> **EXCERPTED DATA**:
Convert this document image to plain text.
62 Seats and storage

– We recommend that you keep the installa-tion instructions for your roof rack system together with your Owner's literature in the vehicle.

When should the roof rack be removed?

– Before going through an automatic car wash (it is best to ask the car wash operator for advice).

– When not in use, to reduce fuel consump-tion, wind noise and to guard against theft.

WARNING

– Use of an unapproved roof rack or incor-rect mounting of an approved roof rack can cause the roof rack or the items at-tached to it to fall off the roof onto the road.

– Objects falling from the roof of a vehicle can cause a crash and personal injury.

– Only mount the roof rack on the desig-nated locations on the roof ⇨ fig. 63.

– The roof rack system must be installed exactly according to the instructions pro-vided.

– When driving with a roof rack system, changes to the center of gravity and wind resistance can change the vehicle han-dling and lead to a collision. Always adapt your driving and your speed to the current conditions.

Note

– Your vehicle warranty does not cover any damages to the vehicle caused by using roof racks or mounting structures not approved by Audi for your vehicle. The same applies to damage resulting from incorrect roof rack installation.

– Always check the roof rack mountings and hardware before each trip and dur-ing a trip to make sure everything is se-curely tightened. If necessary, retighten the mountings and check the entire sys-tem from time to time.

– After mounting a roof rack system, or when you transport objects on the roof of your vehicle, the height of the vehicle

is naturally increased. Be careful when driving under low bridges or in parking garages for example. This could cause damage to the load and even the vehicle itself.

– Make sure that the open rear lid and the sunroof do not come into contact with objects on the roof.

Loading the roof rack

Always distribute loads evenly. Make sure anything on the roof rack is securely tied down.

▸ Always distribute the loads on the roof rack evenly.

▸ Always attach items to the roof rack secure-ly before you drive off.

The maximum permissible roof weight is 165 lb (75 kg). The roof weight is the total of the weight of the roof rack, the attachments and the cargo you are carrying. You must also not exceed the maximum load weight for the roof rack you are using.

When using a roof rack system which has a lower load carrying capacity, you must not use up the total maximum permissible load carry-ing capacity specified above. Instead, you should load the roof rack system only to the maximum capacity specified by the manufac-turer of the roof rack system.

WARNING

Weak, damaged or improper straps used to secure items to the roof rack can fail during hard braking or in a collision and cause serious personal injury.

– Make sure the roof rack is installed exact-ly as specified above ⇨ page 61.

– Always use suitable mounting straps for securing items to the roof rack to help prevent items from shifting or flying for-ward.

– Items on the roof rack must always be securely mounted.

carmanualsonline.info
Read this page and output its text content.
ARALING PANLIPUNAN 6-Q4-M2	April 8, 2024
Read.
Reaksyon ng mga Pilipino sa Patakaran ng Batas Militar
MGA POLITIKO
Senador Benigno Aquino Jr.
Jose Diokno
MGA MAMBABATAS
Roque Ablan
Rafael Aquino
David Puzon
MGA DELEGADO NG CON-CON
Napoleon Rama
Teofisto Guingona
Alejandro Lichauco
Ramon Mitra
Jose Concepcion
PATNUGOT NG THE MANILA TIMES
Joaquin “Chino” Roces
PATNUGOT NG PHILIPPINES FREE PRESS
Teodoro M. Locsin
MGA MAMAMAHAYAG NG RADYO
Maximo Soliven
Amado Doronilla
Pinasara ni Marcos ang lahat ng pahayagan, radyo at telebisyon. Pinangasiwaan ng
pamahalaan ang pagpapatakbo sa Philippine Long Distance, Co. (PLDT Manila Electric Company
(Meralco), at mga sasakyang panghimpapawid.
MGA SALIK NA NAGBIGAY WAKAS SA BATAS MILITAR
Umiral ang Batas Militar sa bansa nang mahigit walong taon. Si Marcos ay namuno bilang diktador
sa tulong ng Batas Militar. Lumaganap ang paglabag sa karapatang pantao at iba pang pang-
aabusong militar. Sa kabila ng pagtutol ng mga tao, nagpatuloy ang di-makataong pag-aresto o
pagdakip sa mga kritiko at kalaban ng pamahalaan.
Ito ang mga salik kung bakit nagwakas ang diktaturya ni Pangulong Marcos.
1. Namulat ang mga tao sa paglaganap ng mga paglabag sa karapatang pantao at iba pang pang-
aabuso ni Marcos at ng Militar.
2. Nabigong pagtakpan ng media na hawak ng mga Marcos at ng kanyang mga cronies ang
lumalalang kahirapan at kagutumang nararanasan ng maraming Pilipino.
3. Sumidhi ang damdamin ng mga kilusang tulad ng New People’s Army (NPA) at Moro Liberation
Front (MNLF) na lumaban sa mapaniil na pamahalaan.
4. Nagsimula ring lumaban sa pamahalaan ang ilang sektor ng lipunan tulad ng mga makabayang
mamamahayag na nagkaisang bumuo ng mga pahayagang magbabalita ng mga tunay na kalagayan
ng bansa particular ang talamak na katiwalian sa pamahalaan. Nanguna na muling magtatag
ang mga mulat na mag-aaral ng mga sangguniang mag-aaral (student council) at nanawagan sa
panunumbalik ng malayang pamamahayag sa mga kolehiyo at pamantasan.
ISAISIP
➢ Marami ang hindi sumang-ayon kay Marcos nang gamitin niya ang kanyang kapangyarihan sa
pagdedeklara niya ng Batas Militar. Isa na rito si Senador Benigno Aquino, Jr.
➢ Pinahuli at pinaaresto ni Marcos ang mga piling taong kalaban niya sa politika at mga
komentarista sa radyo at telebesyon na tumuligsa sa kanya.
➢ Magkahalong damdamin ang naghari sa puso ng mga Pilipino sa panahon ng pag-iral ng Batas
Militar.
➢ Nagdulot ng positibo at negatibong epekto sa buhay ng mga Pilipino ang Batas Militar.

> **WHAT TO DO**: Reproduce all of the material above word for word.

> **SOLUTION TO THIS PROBLEM**:
Convert this document image to plain text.
62 Seats and storage

– We recommend that you keep the installa-tion instructions for your roof rack system together with your Owner's literature in the vehicle.

When should the roof rack be removed?

– Before going through an automatic car wash (it is best to ask the car wash operator for advice).

– When not in use, to reduce fuel consump-tion, wind noise and to guard against theft.

WARNING

– Use of an unapproved roof rack or incor-rect mounting of an approved roof rack can cause the roof rack or the items at-tached to it to fall off the roof onto the road.

– Objects falling from the roof of a vehicle can cause a crash and personal injury.

– Only mount the roof rack on the desig-nated locations on the roof ⇨ fig. 63.

– The roof rack system must be installed exactly according to the instructions pro-vided.

– When driving with a roof rack system, changes to the center of gravity and wind resistance can change the vehicle han-dling and lead to a collision. Always adapt your driving and your speed to the current conditions.

Note

– Your vehicle warranty does not cover any damages to the vehicle caused by using roof racks or mounting structures not approved by Audi for your vehicle. The same applies to damage resulting from incorrect roof rack installation.

– Always check the roof rack mountings and hardware before each trip and dur-ing a trip to make sure everything is se-curely tightened. If necessary, retighten the mountings and check the entire sys-tem from time to time.

– After mounting a roof rack system, or when you transport objects on the roof of your vehicle, the height of the vehicle

is naturally increased. Be careful when driving under low bridges or in parking garages for example. This could cause damage to the load and even the vehicle itself.

– Make sure that the open rear lid and the sunroof do not come into contact with objects on the roof.

Loading the roof rack

Always distribute loads evenly. Make sure anything on the roof rack is securely tied down.

▸ Always distribute the loads on the roof rack evenly.

▸ Always attach items to the roof rack secure-ly before you drive off.

The maximum permissible roof weight is 165 lb (75 kg). The roof weight is the total of the weight of the roof rack, the attachments and the cargo you are carrying. You must also not exceed the maximum load weight for the roof rack you are using.

When using a roof rack system which has a lower load carrying capacity, you must not use up the total maximum permissible load carry-ing capacity specified above. Instead, you should load the roof rack system only to the maximum capacity specified by the manufac-turer of the roof rack system.

WARNING

Weak, damaged or improper straps used to secure items to the roof rack can fail during hard braking or in a collision and cause serious personal injury.

– Make sure the roof rack is installed exact-ly as specified above ⇨ page 61.

– Always use suitable mounting straps for securing items to the roof rack to help prevent items from shifting or flying for-ward.

– Items on the roof rack must always be securely mounted.

carmanualsonline.info
Read this page and output its text content.
ARALING PANLIPUNAN 6-Q4-M2	April 8, 2024
Read.
Reaksyon ng mga Pilipino sa Patakaran ng Batas Militar
MGA POLITIKO
Senador Benigno Aquino Jr.
Jose Diokno
MGA MAMBABATAS
Roque Ablan
Rafael Aquino
David Puzon
MGA DELEGADO NG CON-CON
Napoleon Rama
Teofisto Guingona
Alejandro Lichauco
Ramon Mitra
Jose Concepcion
PATNUGOT NG THE MANILA TIMES
Joaquin “Chino” Roces
PATNUGOT NG PHILIPPINES FREE PRESS
Teodoro M. Locsin
MGA MAMAMAHAYAG NG RADYO
Maximo Soliven
Amado Doronilla
Pinasara ni Marcos ang lahat ng pahayagan, radyo at telebisyon. Pinangasiwaan ng
pamahalaan ang pagpapatakbo sa Philippine Long Distance, Co. (PLDT Manila Electric Company
(Meralco), at mga sasakyang panghimpapawid.
MGA SALIK NA NAGBIGAY WAKAS SA BATAS MILITAR
Umiral ang Batas Militar sa bansa nang mahigit walong taon. Si Marcos ay namuno bilang diktador
sa tulong ng Batas Militar. Lumaganap ang paglabag sa karapatang pantao at iba pang pang-
aabusong militar. Sa kabila ng pagtutol ng mga tao, nagpatuloy ang di-makataong pag-aresto o
pagdakip sa mga kritiko at kalaban ng pamahalaan.
Ito ang mga salik kung bakit nagwakas ang diktaturya ni Pangulong Marcos.
1. Namulat ang mga tao sa paglaganap ng mga paglabag sa karapatang pantao at iba pang pang-
aabuso ni Marcos at ng Militar.
2. Nabigong pagtakpan ng media na hawak ng mga Marcos at ng kanyang mga cronies ang
lumalalang kahirapan at kagutumang nararanasan ng maraming Pilipino.
3. Sumidhi ang damdamin ng mga kilusang tulad ng New People’s Army (NPA) at Moro Liberation
Front (MNLF) na lumaban sa mapaniil na pamahalaan.
4. Nagsimula ring lumaban sa pamahalaan ang ilang sektor ng lipunan tulad ng mga makabayang
mamamahayag na nagkaisang bumuo ng mga pahayagang magbabalita ng mga tunay na kalagayan
ng bansa particular ang talamak na katiwalian sa pamahalaan. Nanguna na muling magtatag
ang mga mulat na mag-aaral ng mga sangguniang mag-aaral (student council) at nanawagan sa
panunumbalik ng malayang pamamahayag sa mga kolehiyo at pamantasan.
ISAISIP
➢ Marami ang hindi sumang-ayon kay Marcos nang gamitin niya ang kanyang kapangyarihan sa
pagdedeklara niya ng Batas Militar. Isa na rito si Senador Benigno Aquino, Jr.
➢ Pinahuli at pinaaresto ni Marcos ang mga piling taong kalaban niya sa politika at mga
komentarista sa radyo at telebesyon na tumuligsa sa kanya.
➢ Magkahalong damdamin ang naghari sa puso ng mga Pilipino sa panahon ng pag-iral ng Batas
Militar.
➢ Nagdulot ng positibo at negatibong epekto sa buhay ng mga Pilipino ang Batas Militar.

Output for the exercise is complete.